Collected data:
════════════════════
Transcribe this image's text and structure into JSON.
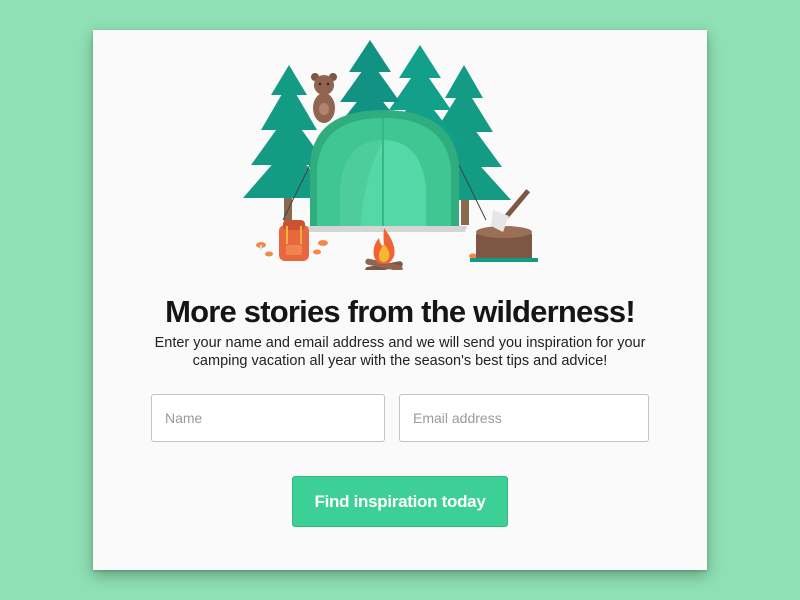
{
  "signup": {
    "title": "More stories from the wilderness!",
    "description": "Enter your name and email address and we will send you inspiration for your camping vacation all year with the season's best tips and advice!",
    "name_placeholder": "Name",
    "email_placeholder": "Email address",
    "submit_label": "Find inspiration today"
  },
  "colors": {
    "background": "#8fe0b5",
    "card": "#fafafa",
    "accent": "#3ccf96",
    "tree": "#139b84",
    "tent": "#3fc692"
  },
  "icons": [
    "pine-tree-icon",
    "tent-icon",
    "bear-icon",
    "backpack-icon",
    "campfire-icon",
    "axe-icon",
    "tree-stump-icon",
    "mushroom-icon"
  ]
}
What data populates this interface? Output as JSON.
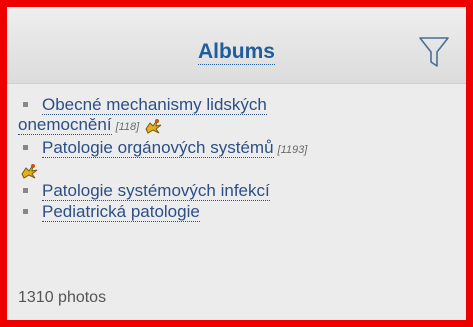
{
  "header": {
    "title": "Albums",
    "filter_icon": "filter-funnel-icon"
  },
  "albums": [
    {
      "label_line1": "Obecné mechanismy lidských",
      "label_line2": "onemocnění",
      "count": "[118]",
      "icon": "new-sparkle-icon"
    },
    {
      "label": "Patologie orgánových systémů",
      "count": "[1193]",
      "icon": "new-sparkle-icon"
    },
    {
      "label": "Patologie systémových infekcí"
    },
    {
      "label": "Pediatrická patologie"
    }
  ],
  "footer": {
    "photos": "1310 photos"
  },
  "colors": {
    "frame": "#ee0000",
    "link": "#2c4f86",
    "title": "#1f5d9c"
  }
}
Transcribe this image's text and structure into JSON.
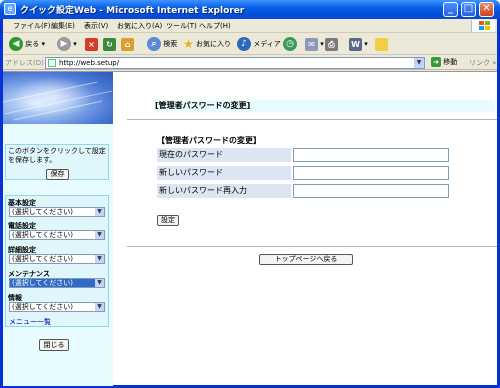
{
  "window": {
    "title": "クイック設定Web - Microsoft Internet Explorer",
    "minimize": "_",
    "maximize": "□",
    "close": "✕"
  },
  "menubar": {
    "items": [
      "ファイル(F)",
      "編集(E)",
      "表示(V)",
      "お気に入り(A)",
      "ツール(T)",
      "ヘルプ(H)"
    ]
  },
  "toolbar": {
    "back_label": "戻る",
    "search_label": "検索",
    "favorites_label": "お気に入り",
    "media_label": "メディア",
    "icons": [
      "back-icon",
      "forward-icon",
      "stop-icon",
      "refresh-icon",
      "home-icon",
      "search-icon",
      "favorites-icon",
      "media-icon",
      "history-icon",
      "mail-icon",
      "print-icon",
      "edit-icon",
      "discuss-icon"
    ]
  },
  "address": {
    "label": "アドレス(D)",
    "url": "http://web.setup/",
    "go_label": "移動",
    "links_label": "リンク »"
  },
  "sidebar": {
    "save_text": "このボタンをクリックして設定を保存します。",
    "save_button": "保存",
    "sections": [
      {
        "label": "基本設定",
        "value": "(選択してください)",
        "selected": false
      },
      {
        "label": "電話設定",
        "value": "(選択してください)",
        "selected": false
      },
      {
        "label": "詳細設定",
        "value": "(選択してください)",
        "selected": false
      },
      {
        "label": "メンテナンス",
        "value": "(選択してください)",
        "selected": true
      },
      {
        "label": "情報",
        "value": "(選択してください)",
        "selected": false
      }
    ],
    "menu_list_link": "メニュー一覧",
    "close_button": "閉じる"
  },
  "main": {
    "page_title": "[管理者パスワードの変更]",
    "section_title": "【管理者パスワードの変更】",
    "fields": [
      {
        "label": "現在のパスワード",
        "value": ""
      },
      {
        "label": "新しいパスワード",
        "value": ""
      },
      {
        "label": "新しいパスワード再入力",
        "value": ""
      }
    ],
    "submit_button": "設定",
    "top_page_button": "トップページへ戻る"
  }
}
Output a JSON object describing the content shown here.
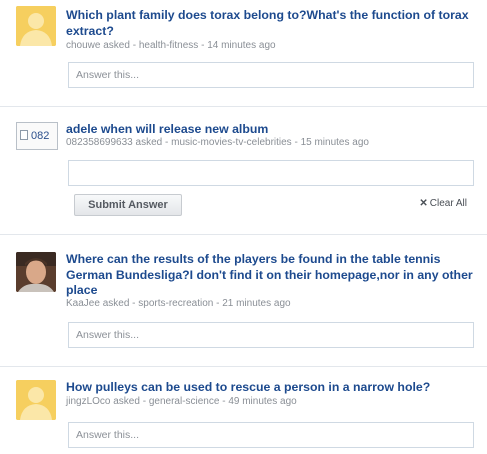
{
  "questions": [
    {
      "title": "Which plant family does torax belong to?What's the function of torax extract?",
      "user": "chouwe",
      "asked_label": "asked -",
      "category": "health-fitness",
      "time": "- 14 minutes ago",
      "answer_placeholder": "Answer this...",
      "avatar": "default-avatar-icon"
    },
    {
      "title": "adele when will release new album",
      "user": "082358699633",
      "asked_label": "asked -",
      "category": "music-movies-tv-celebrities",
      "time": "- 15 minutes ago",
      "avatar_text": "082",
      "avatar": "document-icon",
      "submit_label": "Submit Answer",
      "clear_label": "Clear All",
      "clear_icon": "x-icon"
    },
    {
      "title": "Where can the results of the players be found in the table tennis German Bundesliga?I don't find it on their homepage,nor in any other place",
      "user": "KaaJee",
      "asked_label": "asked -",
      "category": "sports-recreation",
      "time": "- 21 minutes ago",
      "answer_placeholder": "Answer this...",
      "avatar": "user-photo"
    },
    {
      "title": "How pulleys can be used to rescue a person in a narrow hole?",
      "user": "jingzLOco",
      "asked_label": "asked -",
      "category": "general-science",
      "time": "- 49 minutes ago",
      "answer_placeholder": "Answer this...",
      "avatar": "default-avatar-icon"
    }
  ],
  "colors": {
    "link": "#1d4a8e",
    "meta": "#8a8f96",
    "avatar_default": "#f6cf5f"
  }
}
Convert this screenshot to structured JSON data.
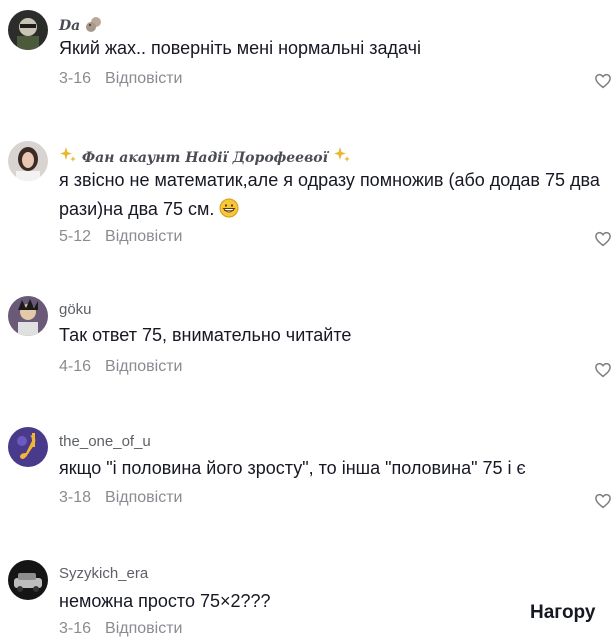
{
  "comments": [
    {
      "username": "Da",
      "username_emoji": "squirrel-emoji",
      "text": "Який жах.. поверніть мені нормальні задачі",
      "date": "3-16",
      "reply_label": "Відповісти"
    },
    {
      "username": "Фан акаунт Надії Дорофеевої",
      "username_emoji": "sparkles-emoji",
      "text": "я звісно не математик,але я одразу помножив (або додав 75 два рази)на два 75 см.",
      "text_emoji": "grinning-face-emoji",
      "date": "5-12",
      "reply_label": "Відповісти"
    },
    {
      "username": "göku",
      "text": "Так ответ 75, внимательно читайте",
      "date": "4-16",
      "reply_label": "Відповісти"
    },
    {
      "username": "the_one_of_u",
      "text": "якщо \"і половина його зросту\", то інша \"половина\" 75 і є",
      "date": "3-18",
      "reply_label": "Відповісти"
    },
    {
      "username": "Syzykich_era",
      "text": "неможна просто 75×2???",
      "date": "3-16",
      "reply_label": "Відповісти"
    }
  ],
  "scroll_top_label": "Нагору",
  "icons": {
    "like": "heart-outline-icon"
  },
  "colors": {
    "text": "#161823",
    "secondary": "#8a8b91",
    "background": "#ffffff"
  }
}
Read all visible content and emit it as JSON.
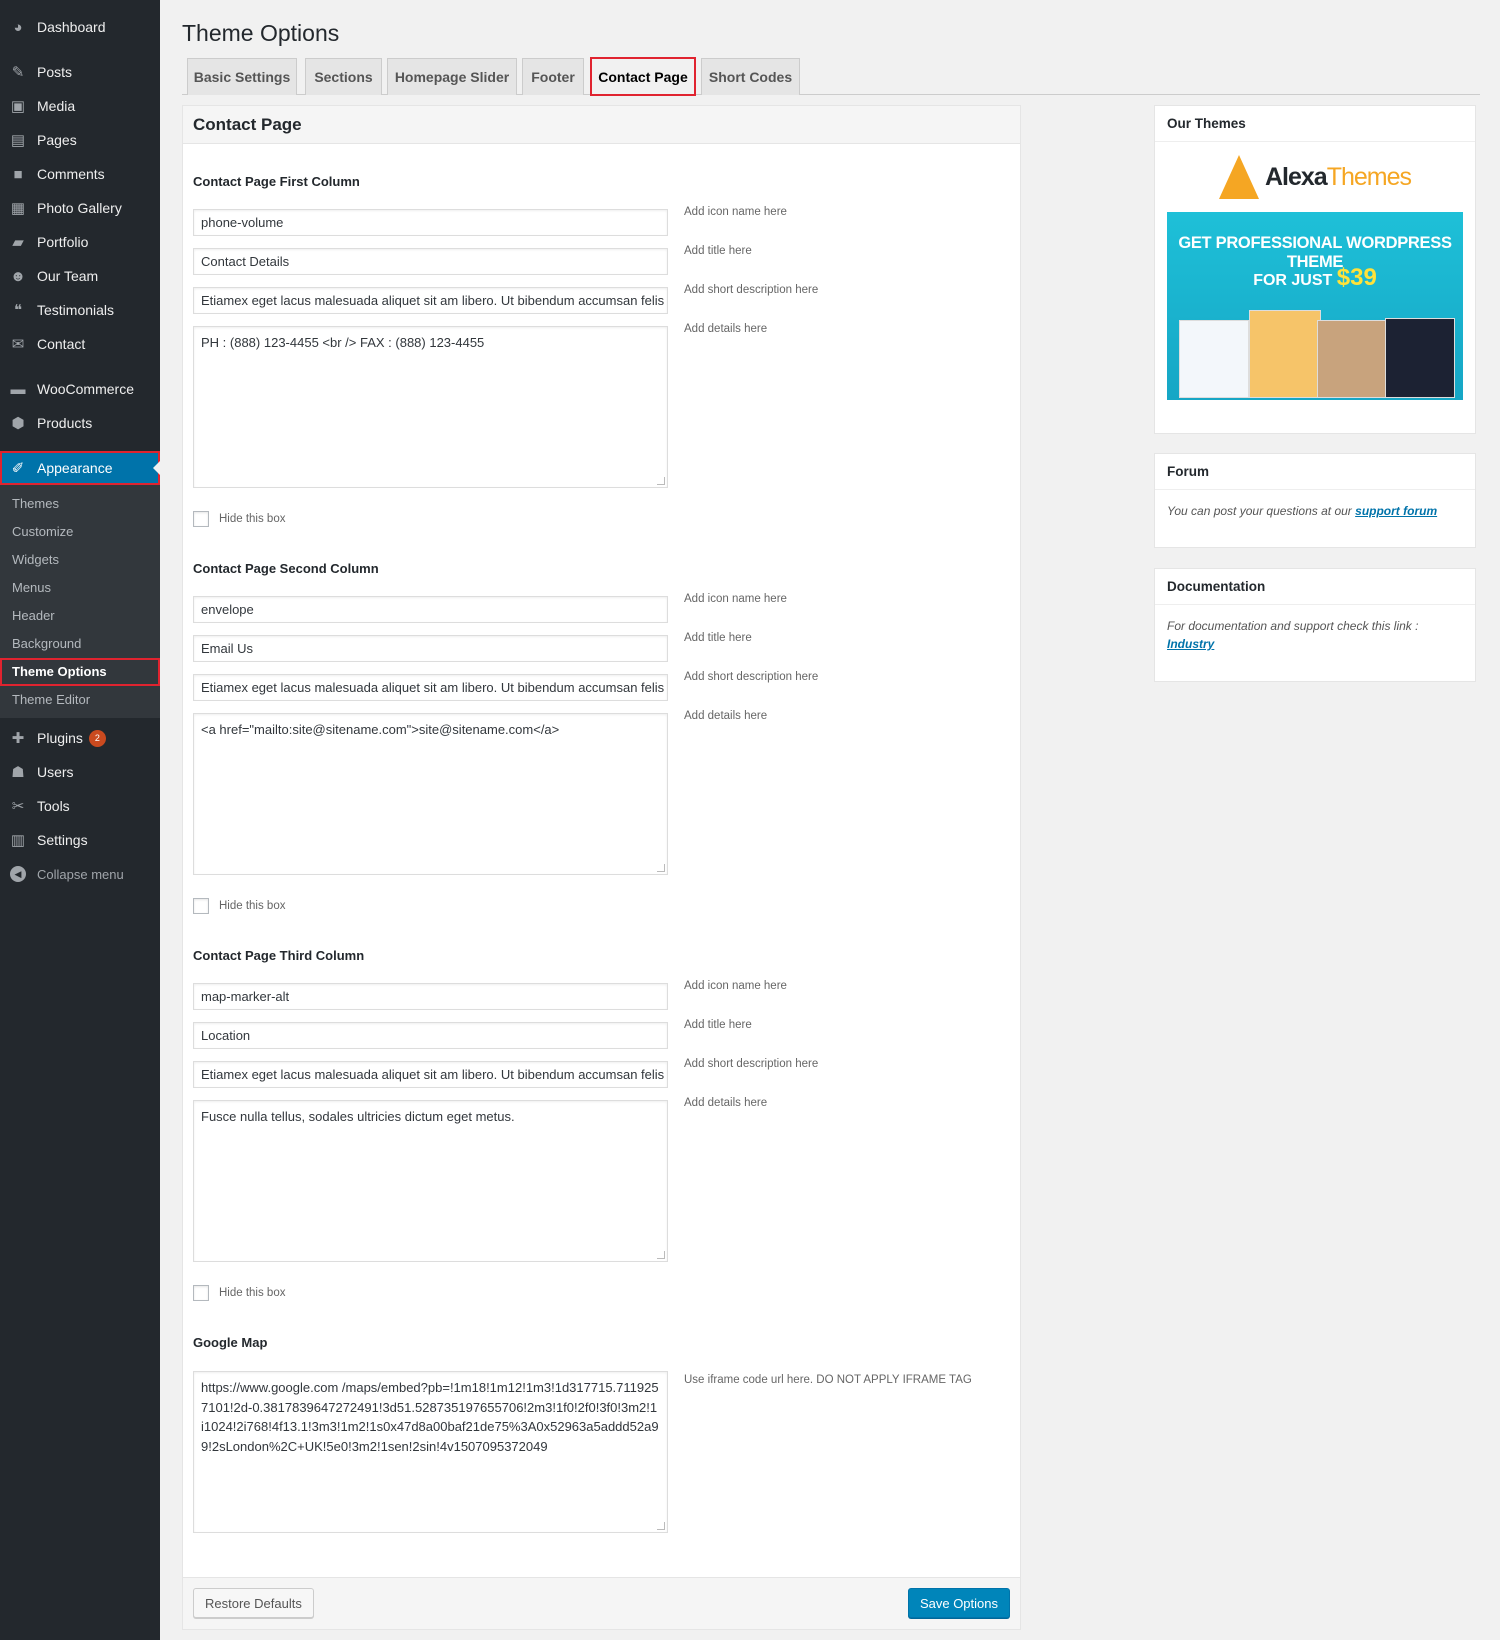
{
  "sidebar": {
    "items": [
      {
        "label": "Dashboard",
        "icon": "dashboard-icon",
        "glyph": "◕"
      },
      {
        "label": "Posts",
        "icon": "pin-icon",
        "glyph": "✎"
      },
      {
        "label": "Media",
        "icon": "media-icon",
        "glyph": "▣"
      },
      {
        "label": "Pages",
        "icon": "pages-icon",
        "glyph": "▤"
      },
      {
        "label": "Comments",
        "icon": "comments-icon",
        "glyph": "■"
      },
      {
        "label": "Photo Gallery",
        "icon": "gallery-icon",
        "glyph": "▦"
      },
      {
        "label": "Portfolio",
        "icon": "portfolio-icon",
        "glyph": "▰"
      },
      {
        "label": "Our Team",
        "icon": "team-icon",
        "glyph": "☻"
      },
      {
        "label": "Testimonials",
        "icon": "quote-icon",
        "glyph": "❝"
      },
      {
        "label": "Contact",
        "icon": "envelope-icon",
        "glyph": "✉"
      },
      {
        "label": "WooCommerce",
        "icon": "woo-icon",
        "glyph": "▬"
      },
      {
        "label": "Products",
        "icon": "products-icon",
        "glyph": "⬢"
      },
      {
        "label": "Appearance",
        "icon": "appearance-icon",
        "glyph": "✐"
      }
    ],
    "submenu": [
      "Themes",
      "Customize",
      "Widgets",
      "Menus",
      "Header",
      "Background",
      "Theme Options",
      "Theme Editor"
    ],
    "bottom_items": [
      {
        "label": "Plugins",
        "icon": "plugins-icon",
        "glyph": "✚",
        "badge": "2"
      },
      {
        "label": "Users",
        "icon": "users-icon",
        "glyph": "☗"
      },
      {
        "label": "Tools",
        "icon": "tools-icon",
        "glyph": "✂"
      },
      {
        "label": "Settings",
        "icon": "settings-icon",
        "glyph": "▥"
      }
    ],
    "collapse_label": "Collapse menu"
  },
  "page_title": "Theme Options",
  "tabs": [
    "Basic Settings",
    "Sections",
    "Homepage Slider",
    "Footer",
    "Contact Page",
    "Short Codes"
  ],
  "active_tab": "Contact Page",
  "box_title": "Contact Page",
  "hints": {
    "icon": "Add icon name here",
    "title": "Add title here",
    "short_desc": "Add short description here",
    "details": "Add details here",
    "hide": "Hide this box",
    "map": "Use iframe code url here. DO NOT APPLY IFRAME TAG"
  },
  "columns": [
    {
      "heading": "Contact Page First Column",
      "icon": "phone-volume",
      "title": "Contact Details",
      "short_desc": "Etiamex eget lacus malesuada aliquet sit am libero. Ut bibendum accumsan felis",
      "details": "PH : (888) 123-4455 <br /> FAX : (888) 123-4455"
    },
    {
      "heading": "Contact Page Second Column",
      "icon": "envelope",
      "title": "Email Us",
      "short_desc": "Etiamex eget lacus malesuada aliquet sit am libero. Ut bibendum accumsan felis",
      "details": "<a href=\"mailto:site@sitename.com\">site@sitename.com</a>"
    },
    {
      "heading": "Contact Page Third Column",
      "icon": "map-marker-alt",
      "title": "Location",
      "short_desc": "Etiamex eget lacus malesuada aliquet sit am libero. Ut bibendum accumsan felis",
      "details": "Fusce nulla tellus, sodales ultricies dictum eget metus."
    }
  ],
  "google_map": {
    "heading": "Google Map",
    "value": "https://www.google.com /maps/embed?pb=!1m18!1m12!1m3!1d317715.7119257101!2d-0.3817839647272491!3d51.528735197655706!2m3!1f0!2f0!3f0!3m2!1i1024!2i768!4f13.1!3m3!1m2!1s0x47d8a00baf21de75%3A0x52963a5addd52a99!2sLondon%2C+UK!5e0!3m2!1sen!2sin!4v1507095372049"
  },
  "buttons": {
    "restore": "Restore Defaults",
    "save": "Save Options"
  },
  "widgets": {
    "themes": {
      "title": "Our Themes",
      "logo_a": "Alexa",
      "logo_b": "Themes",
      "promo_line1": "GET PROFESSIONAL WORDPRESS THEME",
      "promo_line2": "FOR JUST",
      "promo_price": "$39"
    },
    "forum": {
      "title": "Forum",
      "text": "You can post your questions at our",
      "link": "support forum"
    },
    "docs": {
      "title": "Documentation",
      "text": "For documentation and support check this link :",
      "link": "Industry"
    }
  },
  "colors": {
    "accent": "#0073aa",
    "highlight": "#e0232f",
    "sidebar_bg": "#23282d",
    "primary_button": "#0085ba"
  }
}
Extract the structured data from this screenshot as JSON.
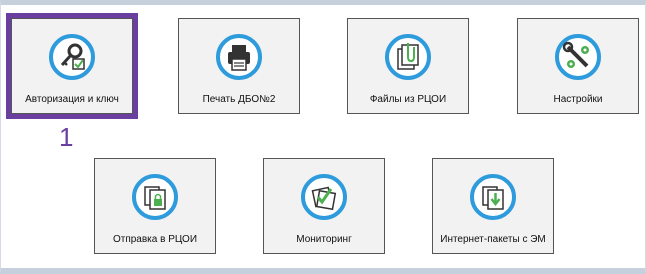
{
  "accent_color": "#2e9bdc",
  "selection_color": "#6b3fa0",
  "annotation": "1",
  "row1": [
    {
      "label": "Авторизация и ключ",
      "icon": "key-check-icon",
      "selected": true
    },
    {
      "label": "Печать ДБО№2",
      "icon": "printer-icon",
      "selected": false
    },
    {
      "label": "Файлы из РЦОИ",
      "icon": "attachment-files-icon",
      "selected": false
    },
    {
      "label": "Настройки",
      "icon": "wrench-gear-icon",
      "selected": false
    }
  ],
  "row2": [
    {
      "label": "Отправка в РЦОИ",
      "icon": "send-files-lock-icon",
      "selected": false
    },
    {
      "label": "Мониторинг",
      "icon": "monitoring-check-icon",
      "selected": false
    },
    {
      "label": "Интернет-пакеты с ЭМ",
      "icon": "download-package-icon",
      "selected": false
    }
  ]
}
════════════════════
Set problem ▸ Copy every line that includes the string "category" from the material above.

Completed task ▸
      "category": "health-fitness",
      "category": "music-movies-tv-celebrities",
      "category": "sports-recreation",
      "category": "general-science",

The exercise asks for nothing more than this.